Problem: Set down exactly the lines running from the line with "Convert this chart to structured JSON data." to the end of the listing below, both ends included.

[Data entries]

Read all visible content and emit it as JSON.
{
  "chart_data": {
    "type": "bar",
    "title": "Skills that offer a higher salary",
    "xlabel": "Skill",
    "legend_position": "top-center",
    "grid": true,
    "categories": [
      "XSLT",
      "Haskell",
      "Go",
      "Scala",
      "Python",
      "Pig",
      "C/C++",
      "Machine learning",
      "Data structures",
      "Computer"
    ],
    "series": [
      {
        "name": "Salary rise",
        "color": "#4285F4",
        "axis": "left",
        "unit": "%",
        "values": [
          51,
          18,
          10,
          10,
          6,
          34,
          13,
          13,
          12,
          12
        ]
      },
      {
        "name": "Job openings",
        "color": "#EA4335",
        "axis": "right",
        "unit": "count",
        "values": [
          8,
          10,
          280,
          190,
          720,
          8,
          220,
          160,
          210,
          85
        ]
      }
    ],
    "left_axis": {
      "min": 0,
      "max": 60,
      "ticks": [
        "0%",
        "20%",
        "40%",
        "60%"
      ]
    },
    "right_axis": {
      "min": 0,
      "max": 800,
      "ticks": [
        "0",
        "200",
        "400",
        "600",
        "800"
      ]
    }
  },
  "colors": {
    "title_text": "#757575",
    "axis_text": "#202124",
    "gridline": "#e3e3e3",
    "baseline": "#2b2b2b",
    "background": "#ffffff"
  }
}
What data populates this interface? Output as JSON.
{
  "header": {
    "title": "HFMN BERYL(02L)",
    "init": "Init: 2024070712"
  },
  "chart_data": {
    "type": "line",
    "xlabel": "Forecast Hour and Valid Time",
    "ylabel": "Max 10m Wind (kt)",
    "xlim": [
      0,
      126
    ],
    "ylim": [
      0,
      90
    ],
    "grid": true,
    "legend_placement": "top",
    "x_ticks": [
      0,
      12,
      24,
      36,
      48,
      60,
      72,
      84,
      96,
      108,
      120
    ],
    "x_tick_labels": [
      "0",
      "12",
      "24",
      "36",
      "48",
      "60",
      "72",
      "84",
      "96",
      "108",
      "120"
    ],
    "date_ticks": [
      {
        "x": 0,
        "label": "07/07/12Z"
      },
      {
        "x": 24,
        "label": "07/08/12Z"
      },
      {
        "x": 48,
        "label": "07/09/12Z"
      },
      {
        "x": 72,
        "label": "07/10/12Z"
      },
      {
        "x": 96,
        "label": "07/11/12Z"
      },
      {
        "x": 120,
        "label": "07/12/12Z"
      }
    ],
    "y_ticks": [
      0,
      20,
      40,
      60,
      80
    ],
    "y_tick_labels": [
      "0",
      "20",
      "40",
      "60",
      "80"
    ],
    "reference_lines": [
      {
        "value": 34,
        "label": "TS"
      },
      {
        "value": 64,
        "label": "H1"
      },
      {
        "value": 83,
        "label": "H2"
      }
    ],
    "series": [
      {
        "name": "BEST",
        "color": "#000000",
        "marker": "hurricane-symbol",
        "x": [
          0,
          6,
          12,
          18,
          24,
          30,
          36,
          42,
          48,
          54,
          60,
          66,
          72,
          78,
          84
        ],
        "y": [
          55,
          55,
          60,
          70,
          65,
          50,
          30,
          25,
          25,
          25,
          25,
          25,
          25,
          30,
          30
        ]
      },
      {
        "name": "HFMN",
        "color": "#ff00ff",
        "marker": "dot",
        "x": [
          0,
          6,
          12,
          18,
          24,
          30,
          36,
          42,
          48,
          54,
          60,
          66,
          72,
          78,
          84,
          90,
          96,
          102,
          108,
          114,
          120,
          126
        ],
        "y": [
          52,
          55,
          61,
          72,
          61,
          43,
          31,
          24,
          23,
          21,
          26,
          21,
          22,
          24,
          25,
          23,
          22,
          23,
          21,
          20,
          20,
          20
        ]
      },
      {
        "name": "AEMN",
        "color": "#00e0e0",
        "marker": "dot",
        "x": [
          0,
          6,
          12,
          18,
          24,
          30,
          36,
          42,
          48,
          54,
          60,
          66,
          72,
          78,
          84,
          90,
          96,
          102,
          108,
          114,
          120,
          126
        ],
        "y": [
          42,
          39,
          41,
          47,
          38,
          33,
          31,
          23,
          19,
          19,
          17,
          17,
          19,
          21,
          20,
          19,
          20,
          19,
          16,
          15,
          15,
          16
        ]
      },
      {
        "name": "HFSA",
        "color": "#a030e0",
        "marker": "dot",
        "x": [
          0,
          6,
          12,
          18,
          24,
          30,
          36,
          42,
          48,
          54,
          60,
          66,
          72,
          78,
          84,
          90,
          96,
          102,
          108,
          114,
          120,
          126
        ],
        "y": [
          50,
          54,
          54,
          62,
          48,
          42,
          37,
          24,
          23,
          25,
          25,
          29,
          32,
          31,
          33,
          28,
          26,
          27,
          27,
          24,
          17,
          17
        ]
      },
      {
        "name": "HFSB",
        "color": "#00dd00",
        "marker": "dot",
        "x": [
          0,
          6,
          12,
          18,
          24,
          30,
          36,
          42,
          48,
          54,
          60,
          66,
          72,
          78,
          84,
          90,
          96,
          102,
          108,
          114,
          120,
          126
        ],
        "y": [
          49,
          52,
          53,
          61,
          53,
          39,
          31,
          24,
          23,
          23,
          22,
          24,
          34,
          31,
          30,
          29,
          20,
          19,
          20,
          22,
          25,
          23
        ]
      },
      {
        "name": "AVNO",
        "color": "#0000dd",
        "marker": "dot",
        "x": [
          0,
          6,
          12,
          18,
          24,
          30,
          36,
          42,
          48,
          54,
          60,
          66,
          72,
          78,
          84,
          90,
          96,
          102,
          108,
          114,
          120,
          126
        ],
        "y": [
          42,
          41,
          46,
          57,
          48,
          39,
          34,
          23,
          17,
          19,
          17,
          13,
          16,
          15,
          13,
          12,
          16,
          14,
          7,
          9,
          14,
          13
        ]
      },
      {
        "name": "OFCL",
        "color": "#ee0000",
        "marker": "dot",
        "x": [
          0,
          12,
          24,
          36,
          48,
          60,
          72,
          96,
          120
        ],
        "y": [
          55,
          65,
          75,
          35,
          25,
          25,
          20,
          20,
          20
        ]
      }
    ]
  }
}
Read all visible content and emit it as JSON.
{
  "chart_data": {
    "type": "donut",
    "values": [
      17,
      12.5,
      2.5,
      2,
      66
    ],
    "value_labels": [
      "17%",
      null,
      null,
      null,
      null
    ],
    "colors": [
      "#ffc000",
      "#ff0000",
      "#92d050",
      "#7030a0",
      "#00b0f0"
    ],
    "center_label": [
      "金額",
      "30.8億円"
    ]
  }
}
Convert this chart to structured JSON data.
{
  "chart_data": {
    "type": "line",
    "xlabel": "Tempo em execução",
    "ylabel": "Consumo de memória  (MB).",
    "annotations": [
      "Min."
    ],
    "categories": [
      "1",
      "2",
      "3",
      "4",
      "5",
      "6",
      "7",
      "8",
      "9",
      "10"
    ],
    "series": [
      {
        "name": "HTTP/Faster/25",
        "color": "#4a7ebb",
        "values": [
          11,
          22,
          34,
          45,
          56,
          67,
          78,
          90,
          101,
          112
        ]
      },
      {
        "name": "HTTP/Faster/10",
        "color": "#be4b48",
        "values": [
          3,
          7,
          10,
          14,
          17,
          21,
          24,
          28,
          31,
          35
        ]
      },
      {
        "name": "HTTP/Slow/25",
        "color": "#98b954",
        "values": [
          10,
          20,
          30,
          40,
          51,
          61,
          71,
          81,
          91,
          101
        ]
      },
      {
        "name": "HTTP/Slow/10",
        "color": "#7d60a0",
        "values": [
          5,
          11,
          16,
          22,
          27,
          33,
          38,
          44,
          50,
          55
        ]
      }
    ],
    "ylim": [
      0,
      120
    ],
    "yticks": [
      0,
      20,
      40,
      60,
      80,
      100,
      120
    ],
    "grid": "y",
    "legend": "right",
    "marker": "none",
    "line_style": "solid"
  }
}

Completed task:
Convert this chart to structured JSON data.
{
  "chart_data": {
    "type": "line",
    "xlabel": "Tempo em execução",
    "ylabel": "Consumo de memória  (MB).",
    "annotations": [
      "Min."
    ],
    "categories": [
      "1",
      "2",
      "3",
      "4",
      "5",
      "6",
      "7",
      "8",
      "9",
      "10"
    ],
    "series": [
      {
        "name": "HTTP/Faster/25",
        "color": "#4a7ebb",
        "values": [
          11,
          22,
          34,
          45,
          56,
          67,
          78,
          90,
          101,
          112
        ]
      },
      {
        "name": "HTTP/Faster/10",
        "color": "#be4b48",
        "values": [
          3,
          7,
          10,
          14,
          17,
          21,
          24,
          28,
          31,
          35
        ]
      },
      {
        "name": "HTTP/Slow/25",
        "color": "#98b954",
        "values": [
          10,
          20,
          30,
          40,
          51,
          61,
          71,
          81,
          91,
          101
        ]
      },
      {
        "name": "HTTP/Slow/10",
        "color": "#7d60a0",
        "values": [
          5,
          11,
          16,
          22,
          27,
          33,
          38,
          44,
          50,
          55
        ]
      }
    ],
    "ylim": [
      0,
      120
    ],
    "yticks": [
      0,
      20,
      40,
      60,
      80,
      100,
      120
    ],
    "grid": "y",
    "legend": "right",
    "marker": "none",
    "line_style": "solid"
  }
}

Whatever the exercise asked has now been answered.